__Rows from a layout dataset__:

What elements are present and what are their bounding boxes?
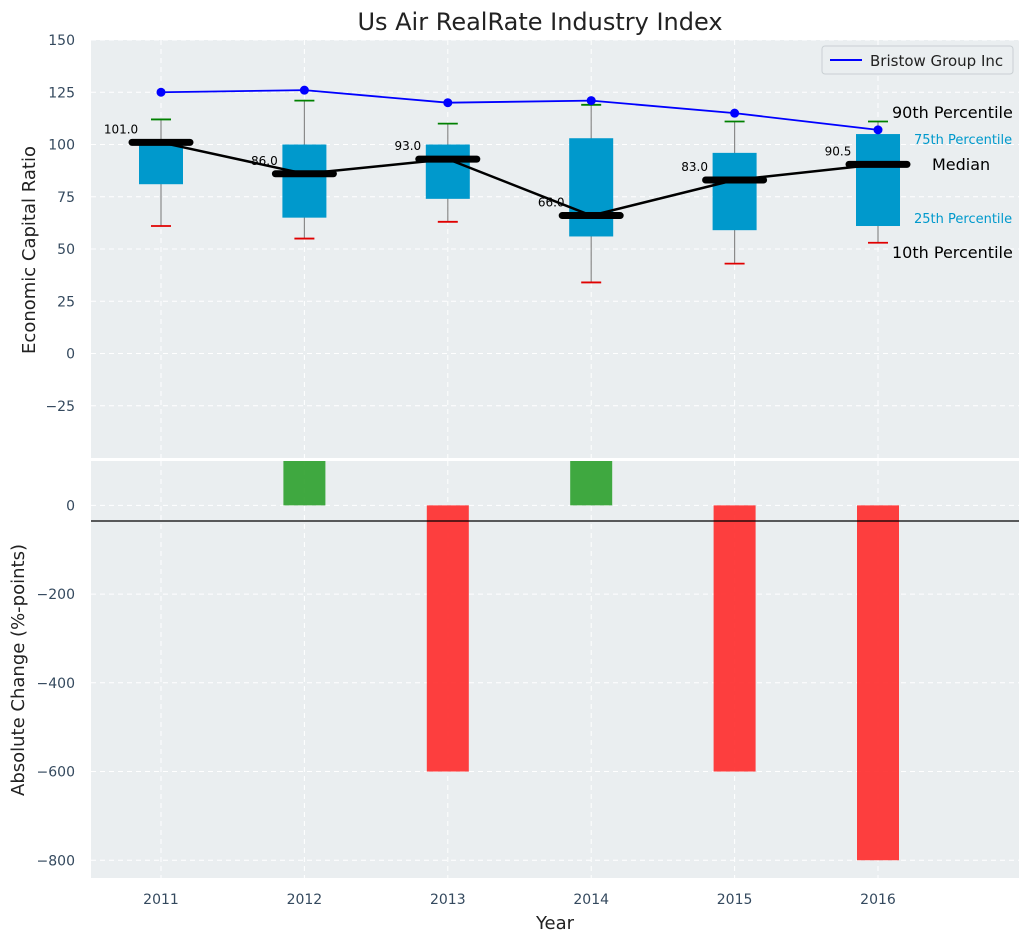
chart-title: Us Air RealRate Industry Index: [357, 8, 722, 36]
median-label: 86.0: [251, 154, 278, 168]
median-label: 90.5: [825, 144, 852, 158]
annotation-75th: 75th Percentile: [914, 133, 1012, 148]
legend-box: [821, 45, 1014, 75]
company-line: [160, 89, 879, 131]
bottom-y-tick-label: −200: [37, 587, 75, 603]
annotation-10th: 10th Percentile: [892, 243, 1013, 262]
top-y-tick-label: 75: [57, 190, 75, 206]
top-y-tick-label: 25: [57, 294, 75, 310]
top-y-tick-label: 0: [66, 347, 75, 363]
median-label: 83.0: [681, 160, 708, 174]
change-bar-positive: [570, 461, 613, 506]
box-iqr: [856, 134, 900, 227]
bottom-y-tick-label: −600: [37, 765, 75, 781]
bottom-y-tick-label: −400: [37, 676, 75, 692]
change-bar-negative: [857, 505, 899, 861]
x-tick-label: 2014: [573, 892, 609, 908]
company-point: [730, 108, 740, 118]
top-boxes: [139, 99, 900, 284]
change-bars: [283, 461, 899, 861]
bottom-y-axis-label: Absolute Change (%-points): [8, 544, 29, 796]
median-trend: [128, 138, 911, 220]
box-iqr: [139, 142, 183, 185]
box-iqr: [569, 138, 614, 237]
company-point: [156, 87, 166, 97]
change-bar-negative: [713, 505, 756, 772]
x-ticks: 2011 2012 2013 2014 2015 2016: [143, 892, 896, 908]
median-label: 66.0: [538, 196, 565, 210]
x-tick-label: 2015: [717, 892, 753, 908]
x-tick-label: 2013: [430, 892, 466, 908]
top-y-tick-label: 50: [57, 242, 75, 258]
annotation-90th: 90th Percentile: [892, 103, 1013, 122]
bottom-y-tick-label: −800: [37, 853, 75, 869]
legend: Bristow Group Inc: [821, 45, 1014, 75]
top-y-tick-label: −25: [45, 399, 75, 415]
change-bar-positive: [283, 461, 326, 506]
legend-label: Bristow Group Inc: [870, 52, 1003, 70]
bottom-y-tick-label: 0: [66, 498, 75, 514]
bottom-y-ticks: −800 −600 −400 −200 0: [37, 498, 75, 869]
company-series: [156, 85, 883, 135]
top-y-ticks: −25 0 25 50 75 100 125 150: [45, 33, 75, 415]
company-point: [443, 98, 453, 108]
top-y-axis-label: Economic Capital Ratio: [19, 146, 40, 354]
median-labels: 101.0 86.0 93.0 66.0 83.0 90.5: [104, 122, 852, 209]
change-bar-negative: [426, 505, 469, 772]
box-iqr: [425, 144, 470, 199]
company-point: [586, 96, 596, 106]
annotation-25th: 25th Percentile: [914, 212, 1012, 227]
median-label: 101.0: [104, 122, 138, 136]
x-tick-label: 2011: [143, 892, 179, 908]
company-point: [873, 125, 883, 135]
x-tick-label: 2016: [860, 892, 896, 908]
x-tick-label: 2012: [287, 892, 323, 908]
box-iqr: [282, 144, 327, 218]
top-y-tick-label: 125: [48, 85, 75, 101]
company-point: [299, 85, 309, 95]
top-grid: [91, 39, 1019, 458]
x-axis-label: Year: [535, 913, 575, 934]
top-panel: −25 0 25 50 75 100 125 150 101.0 86.0 93.0 66.0 83.…: [19, 33, 1019, 458]
median-label: 93.0: [394, 139, 421, 153]
top-y-tick-label: 150: [48, 33, 75, 49]
bottom-panel: −800 −600 −400 −200 0 Absolute Change (%-poi…: [8, 461, 1019, 878]
annotation-median: Median: [932, 155, 990, 174]
box-iqr: [712, 152, 757, 231]
top-y-tick-label: 100: [48, 138, 75, 154]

__THE EXERCISE__:
Convert every line of the entries above into a Markdown table with two columns, No. and Line, numbering the rows in order and omitting blank lines. Leave the pictures out of the answer.

__ANSWER TO THE EXERCISE__:
| No. | Line |
|---|---|
| 1 | What elements are present and what are their bounding boxes? |
| 2 | chart-title: Us Air RealRate Industry Index: [357, 8, 722, 36] |
| 3 | median-label: 86.0: [251, 154, 278, 168] |
| 4 | median-label: 90.5: [825, 144, 852, 158] |
| 5 | annotation-75th: 75th Percentile: [914, 133, 1012, 148] |
| 6 | legend-box: [821, 45, 1014, 75] |
| 7 | company-line: [160, 89, 879, 131] |
| 8 | bottom-y-tick-label: −200: [37, 587, 75, 603] |
| 9 | annotation-10th: 10th Percentile: [892, 243, 1013, 262] |
| 10 | top-y-tick-label: 75: [57, 190, 75, 206] |
| 11 | top-y-tick-label: 25: [57, 294, 75, 310] |
| 12 | top-y-tick-label: 0: [66, 347, 75, 363] |
| 13 | median-label: 83.0: [681, 160, 708, 174] |
| 14 | change-bar-positive: [570, 461, 613, 506] |
| 15 | box-iqr: [856, 134, 900, 227] |
| 16 | bottom-y-tick-label: −600: [37, 765, 75, 781] |
| 17 | bottom-y-tick-label: −400: [37, 676, 75, 692] |
| 18 | change-bar-negative: [857, 505, 899, 861] |
| 19 | x-tick-label: 2014: [573, 892, 609, 908] |
| 20 | company-point: [730, 108, 740, 118] |
| 21 | top-boxes: [139, 99, 900, 284] |
| 22 | change-bars: [283, 461, 899, 861] |
| 23 | bottom-y-axis-label: Absolute Change (%-points): [8, 544, 29, 796] |
| 24 | median-trend: [128, 138, 911, 220] |
| 25 | box-iqr: [139, 142, 183, 185] |
| 26 | box-iqr: [569, 138, 614, 237] |
| 27 | company-point: [156, 87, 166, 97] |
| 28 | change-bar-negative: [713, 505, 756, 772] |
| 29 | x-ticks: 2011 2012 2013 2014 2015 2016: [143, 892, 896, 908] |
| 30 | median-label: 66.0: [538, 196, 565, 210] |
| 31 | x-tick-label: 2015: [717, 892, 753, 908] |
| 32 | x-tick-label: 2013: [430, 892, 466, 908] |
| 33 | top-y-tick-label: 50: [57, 242, 75, 258] |
| 34 | annotation-90th: 90th Percentile: [892, 103, 1013, 122] |
| 35 | bottom-y-tick-label: −800: [37, 853, 75, 869] |
| 36 | legend: Bristow Group Inc: [821, 45, 1014, 75] |
| 37 | top-y-tick-label: −25: [45, 399, 75, 415] |
| 38 | change-bar-positive: [283, 461, 326, 506] |
| 39 | legend-label: Bristow Group Inc: [870, 52, 1003, 70] |
| 40 | bottom-y-tick-label: 0: [66, 498, 75, 514] |
| 41 | bottom-y-ticks: −800 −600 −400 −200 0: [37, 498, 75, 869] |
| 42 | company-series: [156, 85, 883, 135] |
| 43 | top-y-ticks: −25 0 25 50 75 100 125 150: [45, 33, 75, 415] |
| 44 | company-point: [443, 98, 453, 108] |
| 45 | top-y-axis-label: Economic Capital Ratio: [19, 146, 40, 354] |
| 46 | median-labels: 101.0 86.0 93.0 66.0 83.0 90.5: [104, 122, 852, 209] |
| 47 | change-bar-negative: [426, 505, 469, 772] |
| 48 | box-iqr: [425, 144, 470, 199] |
| 49 | company-point: [586, 96, 596, 106] |
| 50 | annotation-25th: 25th Percentile: [914, 212, 1012, 227] |
| 51 | median-label: 101.0: [104, 122, 138, 136] |
| 52 | x-tick-label: 2011: [143, 892, 179, 908] |
| 53 | company-point: [873, 125, 883, 135] |
| 54 | x-tick-label: 2016: [860, 892, 896, 908] |
| 55 | x-tick-label: 2012: [287, 892, 323, 908] |
| 56 | box-iqr: [282, 144, 327, 218] |
| 57 | top-y-tick-label: 125: [48, 85, 75, 101] |
| 58 | company-point: [299, 85, 309, 95] |
| 59 | top-grid: [91, 39, 1019, 458] |
| 60 | x-axis-label: Year: [535, 913, 575, 934] |
| 61 | top-panel: −25 0 25 50 75 100 125 150 101.0 86.0 93.0 66.0 83.…: [19, 33, 1019, 458] |
| 62 | median-label: 93.0: [394, 139, 421, 153] |
| 63 | top-y-tick-label: 150: [48, 33, 75, 49] |
| 64 | bottom-panel: −800 −600 −400 −200 0 Absolute Change (%-poi…: [8, 461, 1019, 878] |
| 65 | annotation-median: Median: [932, 155, 990, 174] |
| 66 | box-iqr: [712, 152, 757, 231] |
| 67 | top-y-tick-label: 100: [48, 138, 75, 154] |